◆ PROBLEM TO WORK ON ◆
Answer these from the Chris Tidland profile:
1. Where does Tidland reside?
2. What kind of degree did he graduate with in 1995?
3. Which event did he win in 2009?

Personal information
- Full name: Christopher Lee Tidland
- Born: September 28, 1972 (age 53) Torrance, California, U.S.
- Height: 6 ft 0 in (1.83 m)
- Weight: 170 lb (77 kg; 12 st)
- Sporting nationality: United States
- Residence: Stillwater, Oklahoma, U.S.

Career
- College: Oklahoma State University
- Turned professional: 1995
- Current tour: Web.com Tour
- Former tours: PGA Tour, Canadian Tour
- Professional wins: 3

Number of wins by tour
- Korn Ferry Tour: 2
- Other: 1

Best results in major championships
- Masters Tournament: DNP
- PGA Championship: DNP
- U.S. Open: T51: 1999
- The Open Championship: CUT: 2011

= Chris Tidland =

American golfer (born 1972)

Christopher Lee Tidland (born September 28, 1972) is an American professional golfer.

== Early life ==
Tidland was born in Torrance, California. He attended Oklahoma State University and graduated in 1995 with a management degree. Tidland led his team to the 1995 NCAA Division I Men's Championship and finished second in the individual tournament.

== Professional career ==
Tidland turned professional after graduating. He played on the PGA Tour's developmental tour in 1996, 1999, 2002–06, and 2008-09 where he won two events: the 2008 Albertsons Boise Open and the 2009 Preferred Health Systems Wichita Open.

◆ RECORD EXCERPTS ◆
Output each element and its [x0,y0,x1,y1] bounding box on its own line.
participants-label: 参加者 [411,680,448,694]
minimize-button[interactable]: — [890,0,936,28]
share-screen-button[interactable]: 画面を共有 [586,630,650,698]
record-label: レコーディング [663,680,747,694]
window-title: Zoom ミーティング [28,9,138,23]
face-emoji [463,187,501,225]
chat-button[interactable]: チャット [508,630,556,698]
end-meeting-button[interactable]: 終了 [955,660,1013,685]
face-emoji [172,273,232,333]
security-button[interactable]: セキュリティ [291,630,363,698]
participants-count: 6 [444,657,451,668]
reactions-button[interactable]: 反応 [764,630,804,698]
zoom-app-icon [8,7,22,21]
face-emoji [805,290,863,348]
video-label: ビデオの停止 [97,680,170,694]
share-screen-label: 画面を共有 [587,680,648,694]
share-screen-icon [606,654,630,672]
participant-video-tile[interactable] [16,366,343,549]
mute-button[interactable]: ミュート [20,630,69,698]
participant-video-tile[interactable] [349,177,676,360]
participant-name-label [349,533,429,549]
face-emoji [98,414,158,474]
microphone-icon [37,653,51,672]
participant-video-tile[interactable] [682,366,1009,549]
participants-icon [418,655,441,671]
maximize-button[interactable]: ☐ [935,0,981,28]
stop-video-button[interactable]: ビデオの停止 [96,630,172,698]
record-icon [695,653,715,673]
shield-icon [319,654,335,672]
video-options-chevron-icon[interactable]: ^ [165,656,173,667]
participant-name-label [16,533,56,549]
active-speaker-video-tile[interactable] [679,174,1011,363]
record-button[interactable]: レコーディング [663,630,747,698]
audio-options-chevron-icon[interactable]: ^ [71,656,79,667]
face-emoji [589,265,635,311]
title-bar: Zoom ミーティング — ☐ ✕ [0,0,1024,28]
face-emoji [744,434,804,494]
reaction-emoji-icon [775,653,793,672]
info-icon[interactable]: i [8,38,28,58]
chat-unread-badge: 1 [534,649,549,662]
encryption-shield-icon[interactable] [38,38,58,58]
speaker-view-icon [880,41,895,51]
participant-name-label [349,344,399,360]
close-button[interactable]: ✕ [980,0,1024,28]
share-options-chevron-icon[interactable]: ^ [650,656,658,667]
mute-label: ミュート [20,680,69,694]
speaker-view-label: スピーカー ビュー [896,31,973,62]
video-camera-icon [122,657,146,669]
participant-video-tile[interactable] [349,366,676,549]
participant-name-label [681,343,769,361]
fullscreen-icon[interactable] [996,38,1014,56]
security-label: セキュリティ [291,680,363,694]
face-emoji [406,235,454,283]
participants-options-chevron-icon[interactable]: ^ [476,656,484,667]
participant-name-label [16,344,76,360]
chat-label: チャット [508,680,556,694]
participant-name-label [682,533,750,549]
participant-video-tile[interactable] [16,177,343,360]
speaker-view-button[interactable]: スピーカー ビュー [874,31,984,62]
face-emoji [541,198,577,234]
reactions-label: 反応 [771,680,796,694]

◆ RESULT OF THIS TASK ◆
1. Stillwater, Oklahoma, U.S.
2. A management degree
3. The Preferred Health Systems Wichita Open